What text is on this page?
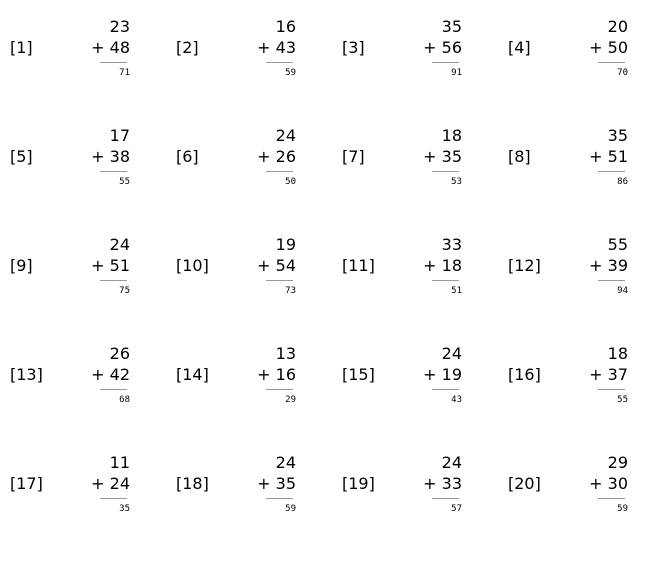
[1]
23
+ 48
71
[2]
16
+ 43
59
[3]
35
+ 56
91
[4]
20
+ 50
70
[5]
17
+ 38
55
[6]
24
+ 26
50
[7]
18
+ 35
53
[8]
35
+ 51
86
[9]
24
+ 51
75
[10]
19
+ 54
73
[11]
33
+ 18
51
[12]
55
+ 39
94
[13]
26
+ 42
68
[14]
13
+ 16
29
[15]
24
+ 19
43
[16]
18
+ 37
55
[17]
11
+ 24
35
[18]
24
+ 35
59
[19]
24
+ 33
57
[20]
29
+ 30
59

☆ ☆ ☆

- [GIVEN INSTRUCTION] Skipping the pictures, transcribe each line above exactly as it appears.

- [EXERCISE RESPONSE]
What text is on this page?
[1]
23
+ 48
71
[2]
16
+ 43
59
[3]
35
+ 56
91
[4]
20
+ 50
70
[5]
17
+ 38
55
[6]
24
+ 26
50
[7]
18
+ 35
53
[8]
35
+ 51
86
[9]
24
+ 51
75
[10]
19
+ 54
73
[11]
33
+ 18
51
[12]
55
+ 39
94
[13]
26
+ 42
68
[14]
13
+ 16
29
[15]
24
+ 19
43
[16]
18
+ 37
55
[17]
11
+ 24
35
[18]
24
+ 35
59
[19]
24
+ 33
57
[20]
29
+ 30
59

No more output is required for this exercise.